TEXT SECTION.
········
Motown, or the Motown sound, is a style of  rhythm and blues music  named after the record company Motown in Detroit, where teams of songwriters and musicians produced material for girl groups, boy bands, and solo singers during the 1960s and early 1970s. The music of Motown helped a small record company become the largest black American-owned enterprise in the country and a national music industry competitor in the United States.

Overview
The sound, a sophisticated strain of R&B and pop, is known for its polished songwriting with "candid" vocal delivery. Musicians involved in the production of a Motown track constituted a mix of eclectic musical backgrounds, such as jazz and rhythm and blues. It had a crossover appeal and it was called "clean R&B that sounded as white as it did black." Productions featured a strong rhythm, layered instrumental sound, prominent percussion, an emphasis on melodious warmth, and memorable, often cheerful hooks, utilizing large bands, strings, powerful brass, pianos and organs. Motown producers adhered to the "KISS principle" (keep it simple, stupid).
········
RECORD LIST.
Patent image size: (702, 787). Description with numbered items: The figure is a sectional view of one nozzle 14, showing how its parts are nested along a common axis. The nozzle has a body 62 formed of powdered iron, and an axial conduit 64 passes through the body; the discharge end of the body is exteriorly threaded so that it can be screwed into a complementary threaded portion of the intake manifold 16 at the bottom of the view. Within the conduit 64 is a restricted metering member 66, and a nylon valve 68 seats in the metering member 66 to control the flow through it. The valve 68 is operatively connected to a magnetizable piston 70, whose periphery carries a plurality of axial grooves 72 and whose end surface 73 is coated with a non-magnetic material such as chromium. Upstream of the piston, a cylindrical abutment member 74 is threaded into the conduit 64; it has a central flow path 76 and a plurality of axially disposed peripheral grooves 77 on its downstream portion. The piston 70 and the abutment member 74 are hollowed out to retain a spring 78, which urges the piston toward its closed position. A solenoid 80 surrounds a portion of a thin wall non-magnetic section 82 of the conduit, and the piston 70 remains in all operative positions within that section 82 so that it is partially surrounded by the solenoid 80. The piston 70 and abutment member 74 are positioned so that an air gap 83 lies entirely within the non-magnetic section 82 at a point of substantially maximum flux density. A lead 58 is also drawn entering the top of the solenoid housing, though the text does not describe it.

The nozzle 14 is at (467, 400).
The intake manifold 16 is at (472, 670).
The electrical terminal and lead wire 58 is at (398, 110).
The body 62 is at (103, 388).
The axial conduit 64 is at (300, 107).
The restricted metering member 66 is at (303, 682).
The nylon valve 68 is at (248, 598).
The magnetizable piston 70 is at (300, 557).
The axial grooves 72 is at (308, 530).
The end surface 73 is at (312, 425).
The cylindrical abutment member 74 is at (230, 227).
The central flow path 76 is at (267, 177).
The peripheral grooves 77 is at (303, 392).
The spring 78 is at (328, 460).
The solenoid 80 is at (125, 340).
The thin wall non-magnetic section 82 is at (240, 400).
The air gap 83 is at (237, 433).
········
GIVEN TASK. Write the next part of the text on the Motown sound, picking up after its last sentence and not the listing.

RESULT FOR THIS TASK.
Principal architects of the style were the songwriting trio Holland–Dozier–Holland and record producer Berry Gordy. Their series of hits produced for solo singers as well as groups dominated the American and British charts in the late 1960s and exerted an influence on music in the United Kingdom. Some of the components of the music, such as the "gospel break" and four-on-the-top beat (inverted), survived in disco later in the 1970s.

Smokey Robinson describes the style in the following way:
Marvin Gaye who is often credited with shaping the sound of Motown is also called "Prince of Motown".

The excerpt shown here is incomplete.